INPUT FOR THIS TASK:
————

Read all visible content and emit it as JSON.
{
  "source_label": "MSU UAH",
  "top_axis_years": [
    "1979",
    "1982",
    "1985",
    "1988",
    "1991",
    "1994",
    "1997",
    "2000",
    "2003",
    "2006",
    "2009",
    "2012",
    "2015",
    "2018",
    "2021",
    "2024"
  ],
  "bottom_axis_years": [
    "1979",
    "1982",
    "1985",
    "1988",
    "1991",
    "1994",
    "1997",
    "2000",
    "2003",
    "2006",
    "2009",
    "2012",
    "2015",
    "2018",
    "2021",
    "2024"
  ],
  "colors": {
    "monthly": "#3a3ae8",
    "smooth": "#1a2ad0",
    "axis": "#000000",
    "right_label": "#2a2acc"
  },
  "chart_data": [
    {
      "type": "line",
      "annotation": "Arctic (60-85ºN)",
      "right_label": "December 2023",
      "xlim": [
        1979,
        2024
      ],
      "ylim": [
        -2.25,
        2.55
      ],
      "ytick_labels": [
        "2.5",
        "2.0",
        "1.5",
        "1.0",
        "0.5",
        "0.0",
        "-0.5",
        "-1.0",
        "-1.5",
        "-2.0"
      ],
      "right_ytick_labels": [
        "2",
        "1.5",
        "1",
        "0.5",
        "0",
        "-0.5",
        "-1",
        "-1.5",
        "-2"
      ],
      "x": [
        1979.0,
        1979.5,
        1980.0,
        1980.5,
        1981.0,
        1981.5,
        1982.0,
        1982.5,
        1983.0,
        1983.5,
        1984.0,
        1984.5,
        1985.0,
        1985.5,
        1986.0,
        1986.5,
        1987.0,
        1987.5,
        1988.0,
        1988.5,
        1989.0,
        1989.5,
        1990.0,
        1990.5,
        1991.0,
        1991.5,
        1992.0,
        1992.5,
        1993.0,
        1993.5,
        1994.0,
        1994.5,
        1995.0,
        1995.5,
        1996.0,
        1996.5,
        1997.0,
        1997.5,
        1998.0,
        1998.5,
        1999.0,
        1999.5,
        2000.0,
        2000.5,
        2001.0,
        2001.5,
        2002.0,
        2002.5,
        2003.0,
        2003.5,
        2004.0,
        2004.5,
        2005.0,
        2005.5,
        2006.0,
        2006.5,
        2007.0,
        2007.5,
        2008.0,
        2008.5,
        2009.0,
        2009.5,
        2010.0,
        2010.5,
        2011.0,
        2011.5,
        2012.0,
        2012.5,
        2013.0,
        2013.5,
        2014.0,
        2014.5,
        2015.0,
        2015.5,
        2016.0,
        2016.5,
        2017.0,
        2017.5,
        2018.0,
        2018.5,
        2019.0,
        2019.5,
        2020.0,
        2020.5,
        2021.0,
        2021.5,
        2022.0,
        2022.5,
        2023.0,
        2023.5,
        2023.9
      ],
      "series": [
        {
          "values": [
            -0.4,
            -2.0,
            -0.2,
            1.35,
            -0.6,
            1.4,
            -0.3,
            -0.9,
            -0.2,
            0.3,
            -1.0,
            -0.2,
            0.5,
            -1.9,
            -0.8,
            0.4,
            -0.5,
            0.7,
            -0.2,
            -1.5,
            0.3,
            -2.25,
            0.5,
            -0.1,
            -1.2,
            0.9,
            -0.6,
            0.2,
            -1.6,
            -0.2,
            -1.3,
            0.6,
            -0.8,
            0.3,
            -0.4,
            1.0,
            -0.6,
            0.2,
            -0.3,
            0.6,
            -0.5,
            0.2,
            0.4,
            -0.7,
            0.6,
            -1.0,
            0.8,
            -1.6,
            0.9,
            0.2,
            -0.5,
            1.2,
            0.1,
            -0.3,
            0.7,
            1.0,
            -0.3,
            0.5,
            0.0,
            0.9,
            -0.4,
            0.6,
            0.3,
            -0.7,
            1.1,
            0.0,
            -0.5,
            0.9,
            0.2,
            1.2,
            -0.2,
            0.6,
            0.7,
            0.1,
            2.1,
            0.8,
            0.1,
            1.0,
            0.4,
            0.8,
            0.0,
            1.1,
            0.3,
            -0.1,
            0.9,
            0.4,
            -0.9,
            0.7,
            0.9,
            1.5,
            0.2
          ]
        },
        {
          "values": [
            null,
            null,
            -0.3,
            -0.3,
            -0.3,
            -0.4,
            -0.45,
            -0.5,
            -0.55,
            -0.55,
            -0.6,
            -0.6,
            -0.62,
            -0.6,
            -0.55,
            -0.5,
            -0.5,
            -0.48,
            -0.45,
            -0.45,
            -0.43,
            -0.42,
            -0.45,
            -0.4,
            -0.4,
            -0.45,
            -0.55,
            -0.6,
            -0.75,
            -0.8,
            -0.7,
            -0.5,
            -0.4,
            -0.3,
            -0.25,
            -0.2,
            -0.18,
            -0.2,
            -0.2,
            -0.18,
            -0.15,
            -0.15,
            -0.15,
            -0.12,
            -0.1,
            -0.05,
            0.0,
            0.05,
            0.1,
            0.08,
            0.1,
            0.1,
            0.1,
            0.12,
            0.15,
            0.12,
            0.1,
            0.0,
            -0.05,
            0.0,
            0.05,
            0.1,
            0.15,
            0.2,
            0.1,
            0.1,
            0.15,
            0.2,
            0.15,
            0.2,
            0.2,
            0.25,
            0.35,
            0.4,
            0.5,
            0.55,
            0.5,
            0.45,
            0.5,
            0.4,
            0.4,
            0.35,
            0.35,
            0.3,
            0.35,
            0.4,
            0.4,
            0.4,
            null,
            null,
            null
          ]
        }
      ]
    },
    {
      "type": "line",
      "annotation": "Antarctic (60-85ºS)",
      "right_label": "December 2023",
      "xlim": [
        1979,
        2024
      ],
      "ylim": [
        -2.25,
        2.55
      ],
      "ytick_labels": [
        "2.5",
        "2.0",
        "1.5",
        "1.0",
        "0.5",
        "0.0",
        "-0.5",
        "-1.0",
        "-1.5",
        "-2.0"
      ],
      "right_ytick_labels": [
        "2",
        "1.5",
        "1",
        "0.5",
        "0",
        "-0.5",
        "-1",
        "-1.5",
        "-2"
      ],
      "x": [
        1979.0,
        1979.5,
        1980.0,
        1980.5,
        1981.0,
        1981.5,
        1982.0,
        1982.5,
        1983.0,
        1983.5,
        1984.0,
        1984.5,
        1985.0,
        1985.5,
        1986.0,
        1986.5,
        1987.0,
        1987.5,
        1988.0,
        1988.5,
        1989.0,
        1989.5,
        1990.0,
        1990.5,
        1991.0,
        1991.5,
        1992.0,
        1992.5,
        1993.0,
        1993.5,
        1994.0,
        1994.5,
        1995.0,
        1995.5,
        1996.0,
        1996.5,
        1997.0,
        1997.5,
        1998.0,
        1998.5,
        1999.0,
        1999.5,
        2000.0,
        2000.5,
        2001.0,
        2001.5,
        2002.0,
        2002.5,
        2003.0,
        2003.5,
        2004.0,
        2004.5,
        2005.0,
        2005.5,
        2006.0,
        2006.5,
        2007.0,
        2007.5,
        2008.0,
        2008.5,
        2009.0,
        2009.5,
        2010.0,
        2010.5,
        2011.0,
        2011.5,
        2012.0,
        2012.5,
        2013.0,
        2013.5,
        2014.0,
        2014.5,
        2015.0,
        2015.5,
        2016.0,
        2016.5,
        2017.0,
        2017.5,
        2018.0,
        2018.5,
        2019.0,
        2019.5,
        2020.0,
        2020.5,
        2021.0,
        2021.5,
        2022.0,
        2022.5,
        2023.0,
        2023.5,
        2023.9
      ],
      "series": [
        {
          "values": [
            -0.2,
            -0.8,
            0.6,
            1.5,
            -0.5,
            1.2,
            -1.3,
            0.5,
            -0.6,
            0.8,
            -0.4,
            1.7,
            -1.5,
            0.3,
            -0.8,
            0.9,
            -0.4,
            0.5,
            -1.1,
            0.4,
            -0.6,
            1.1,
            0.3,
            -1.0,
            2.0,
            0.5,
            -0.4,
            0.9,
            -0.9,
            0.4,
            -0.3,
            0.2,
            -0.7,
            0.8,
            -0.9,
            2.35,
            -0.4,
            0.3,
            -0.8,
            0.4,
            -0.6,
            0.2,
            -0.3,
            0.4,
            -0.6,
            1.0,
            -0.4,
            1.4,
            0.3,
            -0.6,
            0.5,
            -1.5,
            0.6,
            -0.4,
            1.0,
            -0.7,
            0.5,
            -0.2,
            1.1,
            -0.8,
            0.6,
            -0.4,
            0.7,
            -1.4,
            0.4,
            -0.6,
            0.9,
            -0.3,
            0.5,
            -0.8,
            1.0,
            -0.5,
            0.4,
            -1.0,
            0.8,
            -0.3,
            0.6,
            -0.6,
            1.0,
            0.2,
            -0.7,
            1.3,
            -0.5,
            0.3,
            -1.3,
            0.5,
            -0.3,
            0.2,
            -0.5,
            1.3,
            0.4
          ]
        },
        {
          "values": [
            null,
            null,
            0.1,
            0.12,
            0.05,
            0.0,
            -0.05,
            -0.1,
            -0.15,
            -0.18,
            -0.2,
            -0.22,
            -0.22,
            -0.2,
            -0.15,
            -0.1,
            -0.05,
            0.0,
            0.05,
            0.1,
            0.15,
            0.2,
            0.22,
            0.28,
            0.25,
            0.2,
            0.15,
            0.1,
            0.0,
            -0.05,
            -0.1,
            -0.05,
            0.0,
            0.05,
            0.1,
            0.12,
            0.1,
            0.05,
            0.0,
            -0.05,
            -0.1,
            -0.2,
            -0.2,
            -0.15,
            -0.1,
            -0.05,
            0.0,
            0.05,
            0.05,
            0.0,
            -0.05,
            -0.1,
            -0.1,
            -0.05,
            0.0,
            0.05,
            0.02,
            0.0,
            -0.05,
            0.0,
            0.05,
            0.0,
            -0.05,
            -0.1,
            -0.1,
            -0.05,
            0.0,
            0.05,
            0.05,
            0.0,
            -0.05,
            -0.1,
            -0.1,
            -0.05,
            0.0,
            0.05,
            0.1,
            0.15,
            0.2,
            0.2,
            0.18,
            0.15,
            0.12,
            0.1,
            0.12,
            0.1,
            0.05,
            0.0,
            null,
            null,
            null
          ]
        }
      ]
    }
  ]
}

————

STATED PROBLEM: Each line above that holds the string "annotation" should be copied and shown.

OUTPUT OF THE TASK:
      "annotation": "Arctic (60-85ºN)",
      "annotation": "Antarctic (60-85ºS)",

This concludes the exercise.